** start RECORDS SUPPLIED **

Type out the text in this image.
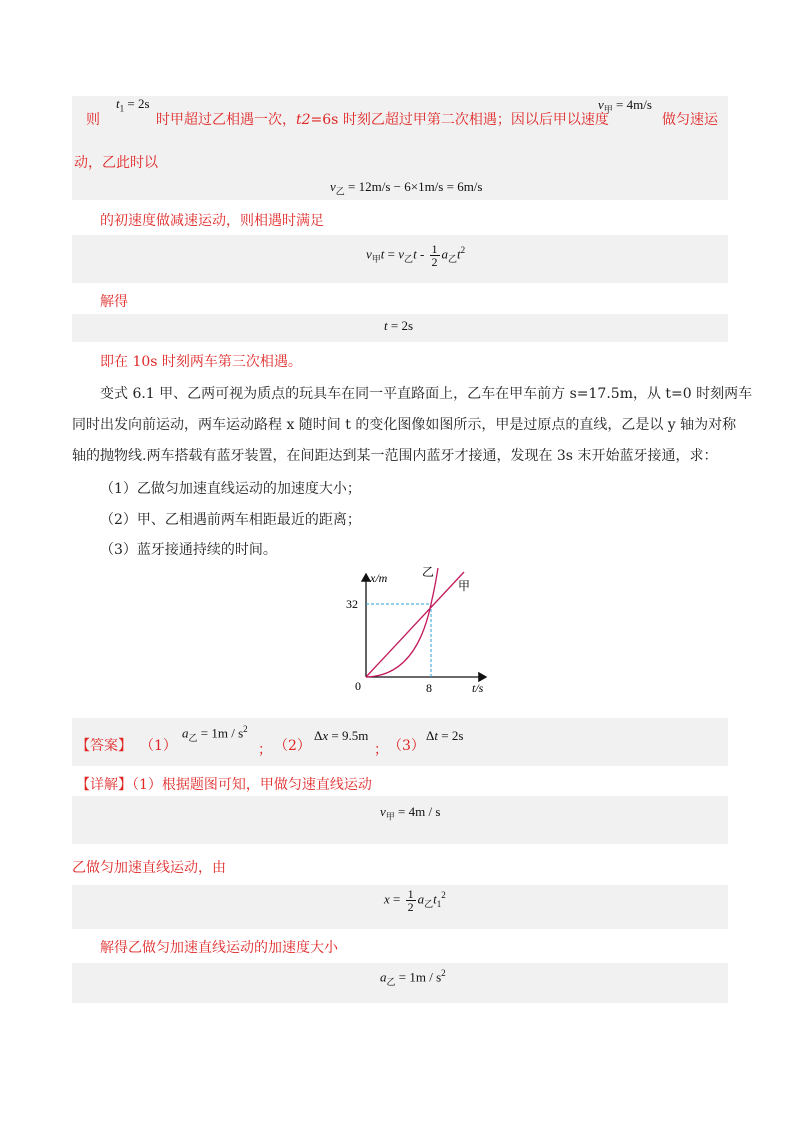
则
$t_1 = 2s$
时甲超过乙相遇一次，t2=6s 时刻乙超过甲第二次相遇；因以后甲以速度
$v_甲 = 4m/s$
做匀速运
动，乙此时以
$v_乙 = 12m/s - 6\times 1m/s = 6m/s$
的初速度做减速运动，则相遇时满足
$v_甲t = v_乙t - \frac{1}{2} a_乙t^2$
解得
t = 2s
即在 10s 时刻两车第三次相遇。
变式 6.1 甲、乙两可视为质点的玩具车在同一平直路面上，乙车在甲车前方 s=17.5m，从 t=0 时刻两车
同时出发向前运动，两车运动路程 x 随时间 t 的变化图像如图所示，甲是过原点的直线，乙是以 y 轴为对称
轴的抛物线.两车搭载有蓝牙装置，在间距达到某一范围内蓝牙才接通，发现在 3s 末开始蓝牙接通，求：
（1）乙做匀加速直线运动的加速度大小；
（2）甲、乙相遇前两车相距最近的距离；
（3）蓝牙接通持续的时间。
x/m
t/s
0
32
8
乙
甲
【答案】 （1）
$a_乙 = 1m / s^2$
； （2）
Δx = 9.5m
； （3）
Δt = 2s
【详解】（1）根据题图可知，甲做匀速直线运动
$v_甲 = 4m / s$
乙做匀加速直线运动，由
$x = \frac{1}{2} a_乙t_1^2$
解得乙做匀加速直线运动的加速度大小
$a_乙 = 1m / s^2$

** end RECORDS SUPPLIED **
** start RECORDS SUPPLIED **

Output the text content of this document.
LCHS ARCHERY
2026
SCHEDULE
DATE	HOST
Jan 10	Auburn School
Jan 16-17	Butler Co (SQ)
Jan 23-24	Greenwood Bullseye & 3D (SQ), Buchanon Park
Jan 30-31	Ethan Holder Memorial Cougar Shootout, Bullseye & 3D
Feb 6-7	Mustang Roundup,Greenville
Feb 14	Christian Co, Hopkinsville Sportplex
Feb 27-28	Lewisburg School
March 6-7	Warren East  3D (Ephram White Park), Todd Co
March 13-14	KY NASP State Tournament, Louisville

** end RECORDS SUPPLIED **
** start RECORDS SUPPLIED **

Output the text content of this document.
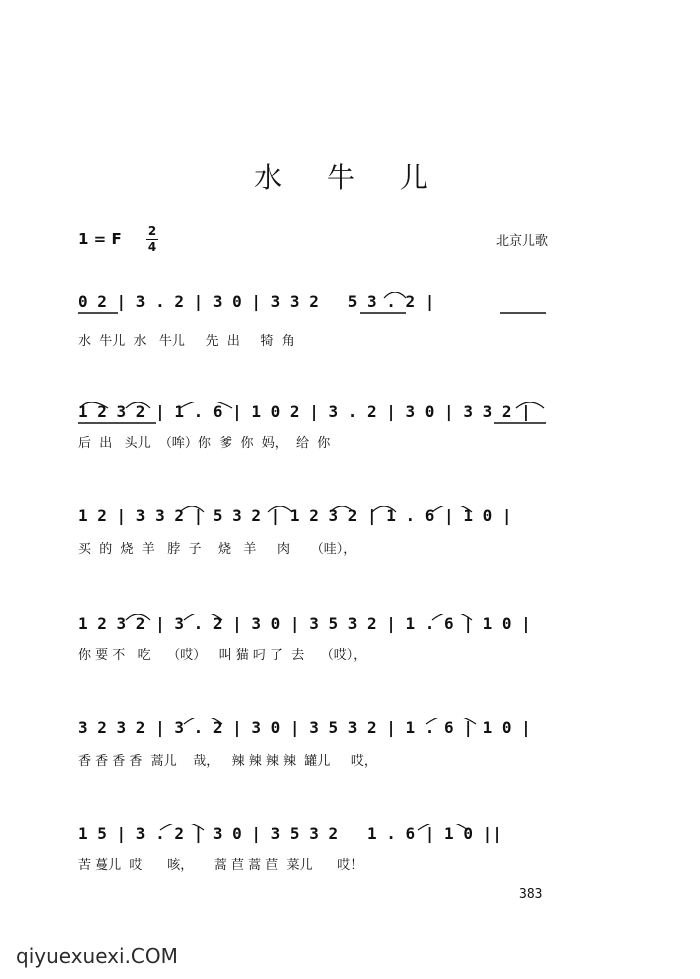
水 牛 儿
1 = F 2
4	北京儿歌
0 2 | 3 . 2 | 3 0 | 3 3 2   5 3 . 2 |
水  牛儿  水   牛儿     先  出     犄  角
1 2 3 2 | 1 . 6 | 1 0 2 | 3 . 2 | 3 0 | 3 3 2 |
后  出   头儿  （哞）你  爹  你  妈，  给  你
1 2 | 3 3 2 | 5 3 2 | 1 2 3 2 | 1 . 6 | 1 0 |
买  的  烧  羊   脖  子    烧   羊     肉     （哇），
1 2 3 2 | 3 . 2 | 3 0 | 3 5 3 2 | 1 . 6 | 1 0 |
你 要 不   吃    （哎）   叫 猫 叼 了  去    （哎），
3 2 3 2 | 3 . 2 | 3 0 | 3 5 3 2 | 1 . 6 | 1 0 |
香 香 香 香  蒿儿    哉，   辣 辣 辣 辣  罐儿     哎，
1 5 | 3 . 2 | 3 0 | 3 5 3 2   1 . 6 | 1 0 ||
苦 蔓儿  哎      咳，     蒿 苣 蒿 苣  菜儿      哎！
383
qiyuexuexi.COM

** end RECORDS SUPPLIED **

*INSTRUCTIONS TO FOLLOW*: Copy each line of the listing that contains the string "Bullseye".

*RESPONSE TO THIS TASK*:
Jan 23-24	Greenwood Bullseye & 3D (SQ), Buchanon Park
Jan 30-31	Ethan Holder Memorial Cougar Shootout, Bullseye & 3D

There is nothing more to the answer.